EXERCISE BRIEF:
Please give the entries again in full and exactly, without any picture.
start
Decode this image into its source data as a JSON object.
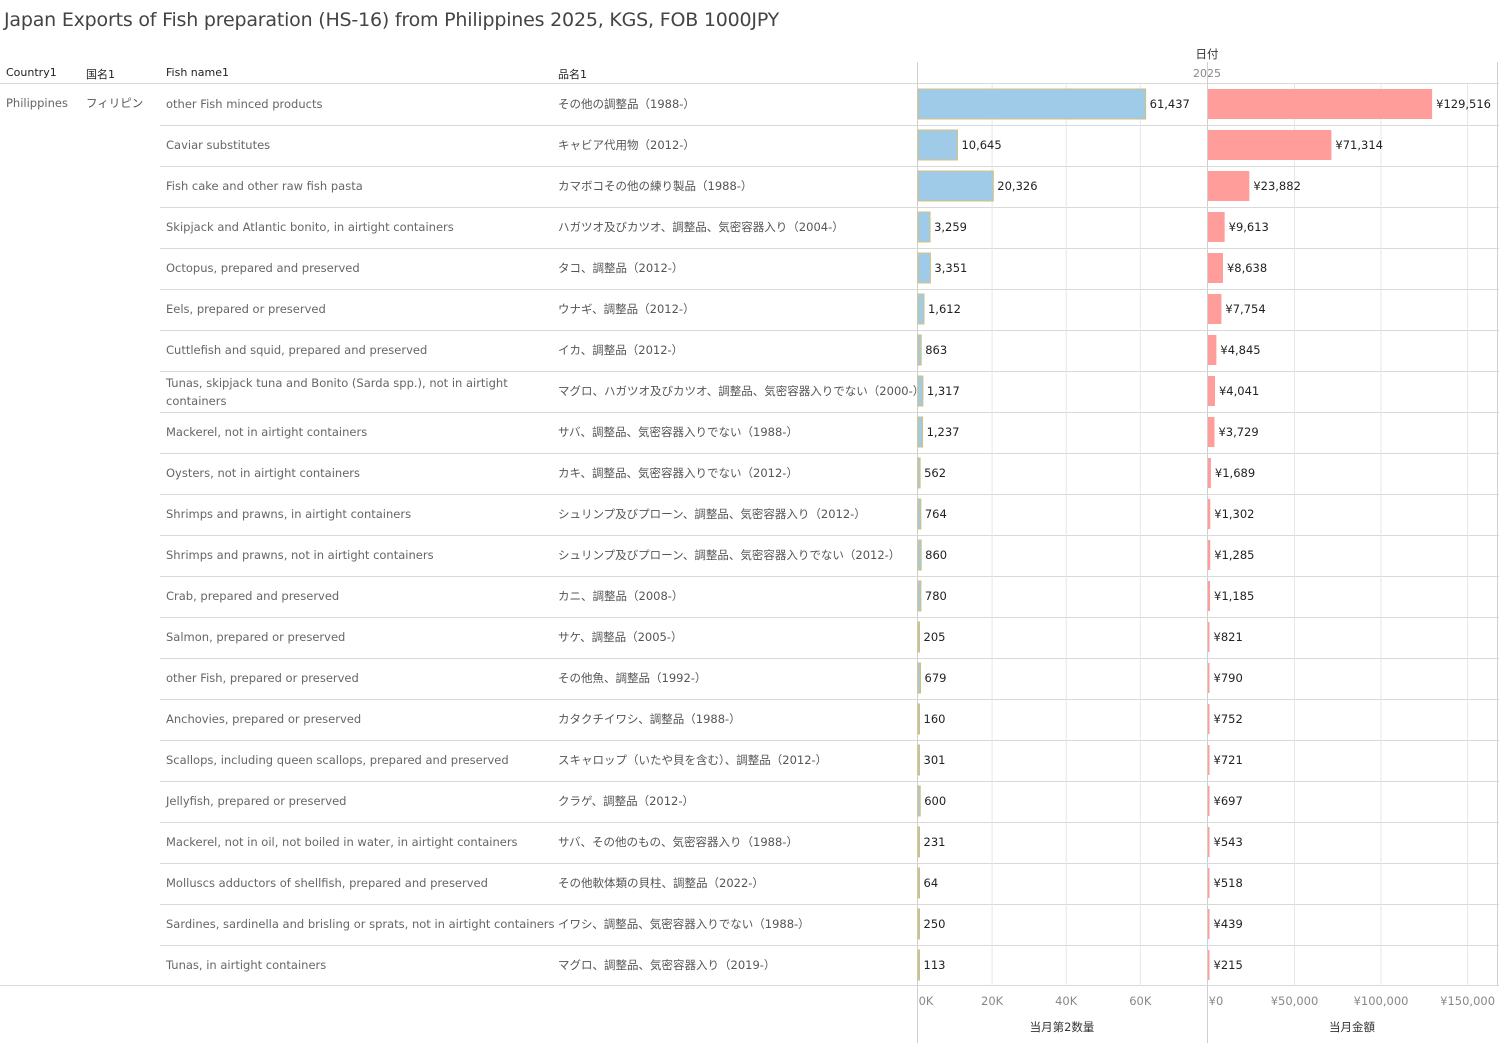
{
  "title": "Japan Exports of Fish preparation (HS-16) from Philippines 2025, KGS, FOB 1000JPY",
  "headers": {
    "country": "Country1",
    "country_jp": "国名1",
    "fish_name": "Fish name1",
    "fish_name_jp": "品名1",
    "date": "日付",
    "year": "2025"
  },
  "country": {
    "name": "Philippines",
    "name_jp": "フィリピン"
  },
  "colors": {
    "qty_bar": "#a0cbe8",
    "qty_border": "#d4c07a",
    "amt_bar": "#ff9d9a",
    "grid": "#e6e6e6",
    "divider": "#d9d9d9"
  },
  "chart_data": [
    {
      "type": "bar",
      "orientation": "horizontal",
      "title": "当月第2数量",
      "xlabel": "当月第2数量",
      "xlim": [
        0,
        78000
      ],
      "ticks": [
        {
          "value": 0,
          "label": "0K"
        },
        {
          "value": 20000,
          "label": "20K"
        },
        {
          "value": 40000,
          "label": "40K"
        },
        {
          "value": 60000,
          "label": "60K"
        }
      ],
      "categories": [
        "other Fish minced products",
        "Caviar substitutes",
        "Fish cake and other raw fish pasta",
        "Skipjack and Atlantic bonito, in airtight containers",
        "Octopus, prepared and preserved",
        "Eels, prepared or preserved",
        "Cuttlefish and squid, prepared and preserved",
        "Tunas, skipjack tuna and Bonito (Sarda spp.), not in airtight containers",
        "Mackerel, not in airtight containers",
        "Oysters, not in airtight containers",
        "Shrimps and prawns, in airtight containers",
        "Shrimps and prawns, not in airtight containers",
        "Crab, prepared and preserved",
        "Salmon, prepared or preserved",
        "other Fish, prepared or preserved",
        "Anchovies, prepared or preserved",
        "Scallops, including queen scallops, prepared and preserved",
        "Jellyfish, prepared or preserved",
        "Mackerel, not in oil, not boiled in water, in airtight containers",
        "Molluscs adductors of shellfish, prepared and preserved",
        "Sardines, sardinella and brisling or sprats, not in airtight containers",
        "Tunas, in airtight containers"
      ],
      "values": [
        61437,
        10645,
        20326,
        3259,
        3351,
        1612,
        863,
        1317,
        1237,
        562,
        764,
        860,
        780,
        205,
        679,
        160,
        301,
        600,
        231,
        64,
        250,
        113
      ],
      "labels": [
        "61,437",
        "10,645",
        "20,326",
        "3,259",
        "3,351",
        "1,612",
        "863",
        "1,317",
        "1,237",
        "562",
        "764",
        "860",
        "780",
        "205",
        "679",
        "160",
        "301",
        "600",
        "231",
        "64",
        "250",
        "113"
      ]
    },
    {
      "type": "bar",
      "orientation": "horizontal",
      "title": "当月金額",
      "xlabel": "当月金額",
      "xlim": [
        0,
        167000
      ],
      "ticks": [
        {
          "value": 0,
          "label": "¥0"
        },
        {
          "value": 50000,
          "label": "¥50,000"
        },
        {
          "value": 100000,
          "label": "¥100,000"
        },
        {
          "value": 150000,
          "label": "¥150,000"
        }
      ],
      "categories": [
        "other Fish minced products",
        "Caviar substitutes",
        "Fish cake and other raw fish pasta",
        "Skipjack and Atlantic bonito, in airtight containers",
        "Octopus, prepared and preserved",
        "Eels, prepared or preserved",
        "Cuttlefish and squid, prepared and preserved",
        "Tunas, skipjack tuna and Bonito (Sarda spp.), not in airtight containers",
        "Mackerel, not in airtight containers",
        "Oysters, not in airtight containers",
        "Shrimps and prawns, in airtight containers",
        "Shrimps and prawns, not in airtight containers",
        "Crab, prepared and preserved",
        "Salmon, prepared or preserved",
        "other Fish, prepared or preserved",
        "Anchovies, prepared or preserved",
        "Scallops, including queen scallops, prepared and preserved",
        "Jellyfish, prepared or preserved",
        "Mackerel, not in oil, not boiled in water, in airtight containers",
        "Molluscs adductors of shellfish, prepared and preserved",
        "Sardines, sardinella and brisling or sprats, not in airtight containers",
        "Tunas, in airtight containers"
      ],
      "values": [
        129516,
        71314,
        23882,
        9613,
        8638,
        7754,
        4845,
        4041,
        3729,
        1689,
        1302,
        1285,
        1185,
        821,
        790,
        752,
        721,
        697,
        543,
        518,
        439,
        215
      ],
      "labels": [
        "¥129,516",
        "¥71,314",
        "¥23,882",
        "¥9,613",
        "¥8,638",
        "¥7,754",
        "¥4,845",
        "¥4,041",
        "¥3,729",
        "¥1,689",
        "¥1,302",
        "¥1,285",
        "¥1,185",
        "¥821",
        "¥790",
        "¥752",
        "¥721",
        "¥697",
        "¥543",
        "¥518",
        "¥439",
        "¥215"
      ]
    }
  ],
  "rows": [
    {
      "en": "other Fish minced products",
      "jp": "その他の調整品（1988-）"
    },
    {
      "en": "Caviar substitutes",
      "jp": "キャビア代用物（2012-）"
    },
    {
      "en": "Fish cake and other raw fish pasta",
      "jp": "カマボコその他の練り製品（1988-）"
    },
    {
      "en": "Skipjack and Atlantic bonito, in airtight containers",
      "jp": "ハガツオ及びカツオ、調整品、気密容器入り（2004-）"
    },
    {
      "en": "Octopus, prepared and preserved",
      "jp": "タコ、調整品（2012-）"
    },
    {
      "en": "Eels, prepared or preserved",
      "jp": "ウナギ、調整品（2012-）"
    },
    {
      "en": "Cuttlefish and squid, prepared and preserved",
      "jp": "イカ、調整品（2012-）"
    },
    {
      "en": "Tunas, skipjack tuna and Bonito (Sarda spp.), not in airtight containers",
      "jp": "マグロ、ハガツオ及びカツオ、調整品、気密容器入りでない（2000-）"
    },
    {
      "en": "Mackerel, not in airtight containers",
      "jp": "サバ、調整品、気密容器入りでない（1988-）"
    },
    {
      "en": "Oysters, not in airtight containers",
      "jp": "カキ、調整品、気密容器入りでない（2012-）"
    },
    {
      "en": "Shrimps and prawns, in airtight containers",
      "jp": "シュリンプ及びプローン、調整品、気密容器入り（2012-）"
    },
    {
      "en": "Shrimps and prawns, not in airtight containers",
      "jp": "シュリンプ及びプローン、調整品、気密容器入りでない（2012-）"
    },
    {
      "en": "Crab, prepared and preserved",
      "jp": "カニ、調整品（2008-）"
    },
    {
      "en": "Salmon, prepared or preserved",
      "jp": "サケ、調整品（2005-）"
    },
    {
      "en": "other Fish, prepared or preserved",
      "jp": "その他魚、調整品（1992-）"
    },
    {
      "en": "Anchovies, prepared or preserved",
      "jp": "カタクチイワシ、調整品（1988-）"
    },
    {
      "en": "Scallops, including queen scallops, prepared and preserved",
      "jp": "スキャロップ（いたや貝を含む）、調整品（2012-）"
    },
    {
      "en": "Jellyfish, prepared or preserved",
      "jp": "クラゲ、調整品（2012-）"
    },
    {
      "en": "Mackerel, not in oil, not boiled in water, in airtight containers",
      "jp": "サバ、その他のもの、気密容器入り（1988-）"
    },
    {
      "en": "Molluscs adductors of shellfish, prepared and preserved",
      "jp": "その他軟体類の貝柱、調整品（2022-）"
    },
    {
      "en": "Sardines, sardinella and brisling or sprats, not in airtight containers",
      "jp": "イワシ、調整品、気密容器入りでない（1988-）"
    },
    {
      "en": "Tunas, in airtight containers",
      "jp": "マグロ、調整品、気密容器入り（2019-）"
    }
  ]
}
end
FINISHED TASK:
Decode this image into its source data as a JSON object.
{
  "title": "Japan Exports of Fish preparation (HS-16) from Philippines 2025, KGS, FOB 1000JPY",
  "headers": {
    "country": "Country1",
    "country_jp": "国名1",
    "fish_name": "Fish name1",
    "fish_name_jp": "品名1",
    "date": "日付",
    "year": "2025"
  },
  "country": {
    "name": "Philippines",
    "name_jp": "フィリピン"
  },
  "colors": {
    "qty_bar": "#a0cbe8",
    "qty_border": "#d4c07a",
    "amt_bar": "#ff9d9a",
    "grid": "#e6e6e6",
    "divider": "#d9d9d9"
  },
  "chart_data": [
    {
      "type": "bar",
      "orientation": "horizontal",
      "title": "当月第2数量",
      "xlabel": "当月第2数量",
      "xlim": [
        0,
        78000
      ],
      "ticks": [
        {
          "value": 0,
          "label": "0K"
        },
        {
          "value": 20000,
          "label": "20K"
        },
        {
          "value": 40000,
          "label": "40K"
        },
        {
          "value": 60000,
          "label": "60K"
        }
      ],
      "categories": [
        "other Fish minced products",
        "Caviar substitutes",
        "Fish cake and other raw fish pasta",
        "Skipjack and Atlantic bonito, in airtight containers",
        "Octopus, prepared and preserved",
        "Eels, prepared or preserved",
        "Cuttlefish and squid, prepared and preserved",
        "Tunas, skipjack tuna and Bonito (Sarda spp.), not in airtight containers",
        "Mackerel, not in airtight containers",
        "Oysters, not in airtight containers",
        "Shrimps and prawns, in airtight containers",
        "Shrimps and prawns, not in airtight containers",
        "Crab, prepared and preserved",
        "Salmon, prepared or preserved",
        "other Fish, prepared or preserved",
        "Anchovies, prepared or preserved",
        "Scallops, including queen scallops, prepared and preserved",
        "Jellyfish, prepared or preserved",
        "Mackerel, not in oil, not boiled in water, in airtight containers",
        "Molluscs adductors of shellfish, prepared and preserved",
        "Sardines, sardinella and brisling or sprats, not in airtight containers",
        "Tunas, in airtight containers"
      ],
      "values": [
        61437,
        10645,
        20326,
        3259,
        3351,
        1612,
        863,
        1317,
        1237,
        562,
        764,
        860,
        780,
        205,
        679,
        160,
        301,
        600,
        231,
        64,
        250,
        113
      ],
      "labels": [
        "61,437",
        "10,645",
        "20,326",
        "3,259",
        "3,351",
        "1,612",
        "863",
        "1,317",
        "1,237",
        "562",
        "764",
        "860",
        "780",
        "205",
        "679",
        "160",
        "301",
        "600",
        "231",
        "64",
        "250",
        "113"
      ]
    },
    {
      "type": "bar",
      "orientation": "horizontal",
      "title": "当月金額",
      "xlabel": "当月金額",
      "xlim": [
        0,
        167000
      ],
      "ticks": [
        {
          "value": 0,
          "label": "¥0"
        },
        {
          "value": 50000,
          "label": "¥50,000"
        },
        {
          "value": 100000,
          "label": "¥100,000"
        },
        {
          "value": 150000,
          "label": "¥150,000"
        }
      ],
      "categories": [
        "other Fish minced products",
        "Caviar substitutes",
        "Fish cake and other raw fish pasta",
        "Skipjack and Atlantic bonito, in airtight containers",
        "Octopus, prepared and preserved",
        "Eels, prepared or preserved",
        "Cuttlefish and squid, prepared and preserved",
        "Tunas, skipjack tuna and Bonito (Sarda spp.), not in airtight containers",
        "Mackerel, not in airtight containers",
        "Oysters, not in airtight containers",
        "Shrimps and prawns, in airtight containers",
        "Shrimps and prawns, not in airtight containers",
        "Crab, prepared and preserved",
        "Salmon, prepared or preserved",
        "other Fish, prepared or preserved",
        "Anchovies, prepared or preserved",
        "Scallops, including queen scallops, prepared and preserved",
        "Jellyfish, prepared or preserved",
        "Mackerel, not in oil, not boiled in water, in airtight containers",
        "Molluscs adductors of shellfish, prepared and preserved",
        "Sardines, sardinella and brisling or sprats, not in airtight containers",
        "Tunas, in airtight containers"
      ],
      "values": [
        129516,
        71314,
        23882,
        9613,
        8638,
        7754,
        4845,
        4041,
        3729,
        1689,
        1302,
        1285,
        1185,
        821,
        790,
        752,
        721,
        697,
        543,
        518,
        439,
        215
      ],
      "labels": [
        "¥129,516",
        "¥71,314",
        "¥23,882",
        "¥9,613",
        "¥8,638",
        "¥7,754",
        "¥4,845",
        "¥4,041",
        "¥3,729",
        "¥1,689",
        "¥1,302",
        "¥1,285",
        "¥1,185",
        "¥821",
        "¥790",
        "¥752",
        "¥721",
        "¥697",
        "¥543",
        "¥518",
        "¥439",
        "¥215"
      ]
    }
  ],
  "rows": [
    {
      "en": "other Fish minced products",
      "jp": "その他の調整品（1988-）"
    },
    {
      "en": "Caviar substitutes",
      "jp": "キャビア代用物（2012-）"
    },
    {
      "en": "Fish cake and other raw fish pasta",
      "jp": "カマボコその他の練り製品（1988-）"
    },
    {
      "en": "Skipjack and Atlantic bonito, in airtight containers",
      "jp": "ハガツオ及びカツオ、調整品、気密容器入り（2004-）"
    },
    {
      "en": "Octopus, prepared and preserved",
      "jp": "タコ、調整品（2012-）"
    },
    {
      "en": "Eels, prepared or preserved",
      "jp": "ウナギ、調整品（2012-）"
    },
    {
      "en": "Cuttlefish and squid, prepared and preserved",
      "jp": "イカ、調整品（2012-）"
    },
    {
      "en": "Tunas, skipjack tuna and Bonito (Sarda spp.), not in airtight containers",
      "jp": "マグロ、ハガツオ及びカツオ、調整品、気密容器入りでない（2000-）"
    },
    {
      "en": "Mackerel, not in airtight containers",
      "jp": "サバ、調整品、気密容器入りでない（1988-）"
    },
    {
      "en": "Oysters, not in airtight containers",
      "jp": "カキ、調整品、気密容器入りでない（2012-）"
    },
    {
      "en": "Shrimps and prawns, in airtight containers",
      "jp": "シュリンプ及びプローン、調整品、気密容器入り（2012-）"
    },
    {
      "en": "Shrimps and prawns, not in airtight containers",
      "jp": "シュリンプ及びプローン、調整品、気密容器入りでない（2012-）"
    },
    {
      "en": "Crab, prepared and preserved",
      "jp": "カニ、調整品（2008-）"
    },
    {
      "en": "Salmon, prepared or preserved",
      "jp": "サケ、調整品（2005-）"
    },
    {
      "en": "other Fish, prepared or preserved",
      "jp": "その他魚、調整品（1992-）"
    },
    {
      "en": "Anchovies, prepared or preserved",
      "jp": "カタクチイワシ、調整品（1988-）"
    },
    {
      "en": "Scallops, including queen scallops, prepared and preserved",
      "jp": "スキャロップ（いたや貝を含む）、調整品（2012-）"
    },
    {
      "en": "Jellyfish, prepared or preserved",
      "jp": "クラゲ、調整品（2012-）"
    },
    {
      "en": "Mackerel, not in oil, not boiled in water, in airtight containers",
      "jp": "サバ、その他のもの、気密容器入り（1988-）"
    },
    {
      "en": "Molluscs adductors of shellfish, prepared and preserved",
      "jp": "その他軟体類の貝柱、調整品（2022-）"
    },
    {
      "en": "Sardines, sardinella and brisling or sprats, not in airtight containers",
      "jp": "イワシ、調整品、気密容器入りでない（1988-）"
    },
    {
      "en": "Tunas, in airtight containers",
      "jp": "マグロ、調整品、気密容器入り（2019-）"
    }
  ]
}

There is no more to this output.